___ Input records

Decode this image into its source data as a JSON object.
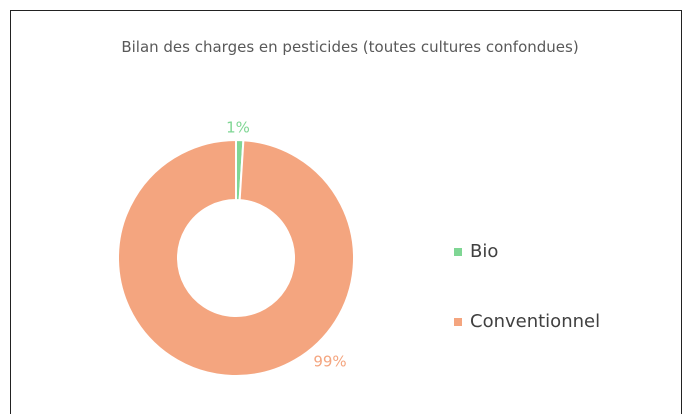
{
  "chart_data": {
    "type": "pie",
    "title": "Bilan des charges en pesticides (toutes cultures confondues)",
    "categories": [
      "Bio",
      "Conventionnel"
    ],
    "values": [
      1,
      99
    ],
    "value_labels": [
      "1%",
      "99%"
    ],
    "colors": [
      "#7fd694",
      "#f4a57f"
    ],
    "donut": true,
    "legend": "right"
  }
}
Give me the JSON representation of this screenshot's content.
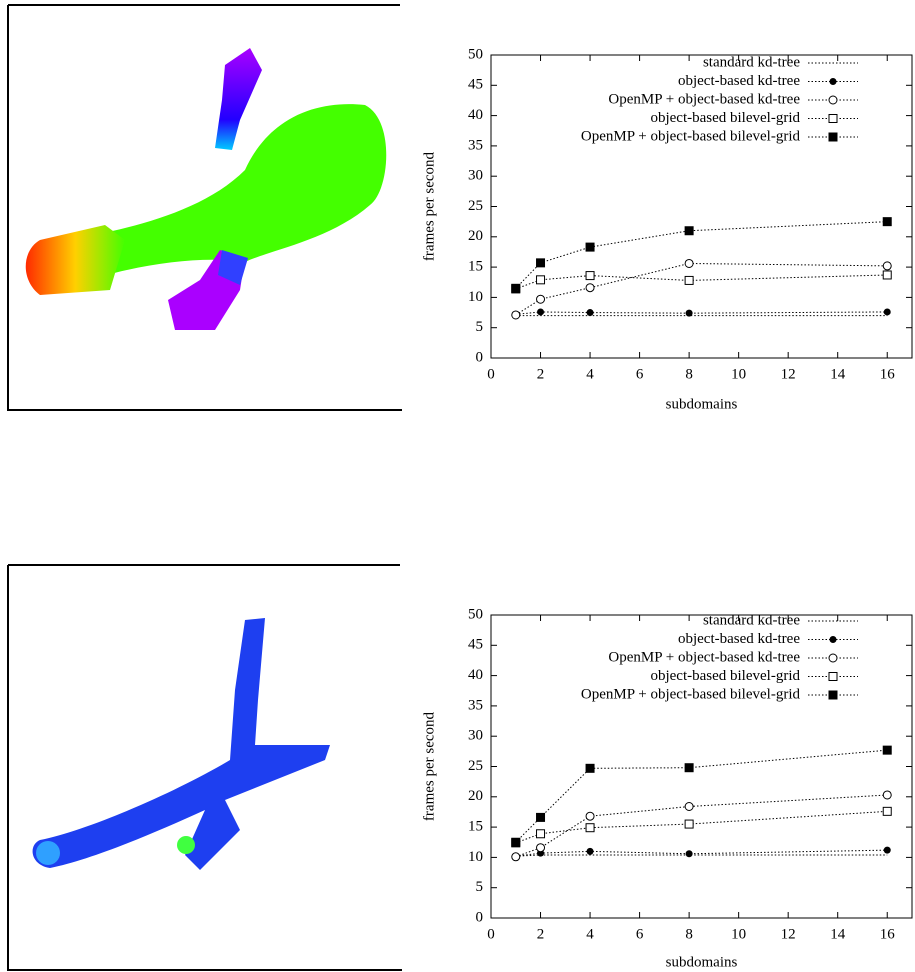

______

**Exercise requirements**: Quote the entries above word for word. Leave the images out.

**Output of the task**:
Decode this image into its source data as a JSON object.
{
  "chart_data": {
    "type": "pie",
    "title": "Bilan des charges en pesticides (toutes cultures confondues)",
    "categories": [
      "Bio",
      "Conventionnel"
    ],
    "values": [
      1,
      99
    ],
    "value_labels": [
      "1%",
      "99%"
    ],
    "colors": [
      "#7fd694",
      "#f4a57f"
    ],
    "donut": true,
    "legend": "right"
  }
}
Give me the JSON representation of this screenshot's content.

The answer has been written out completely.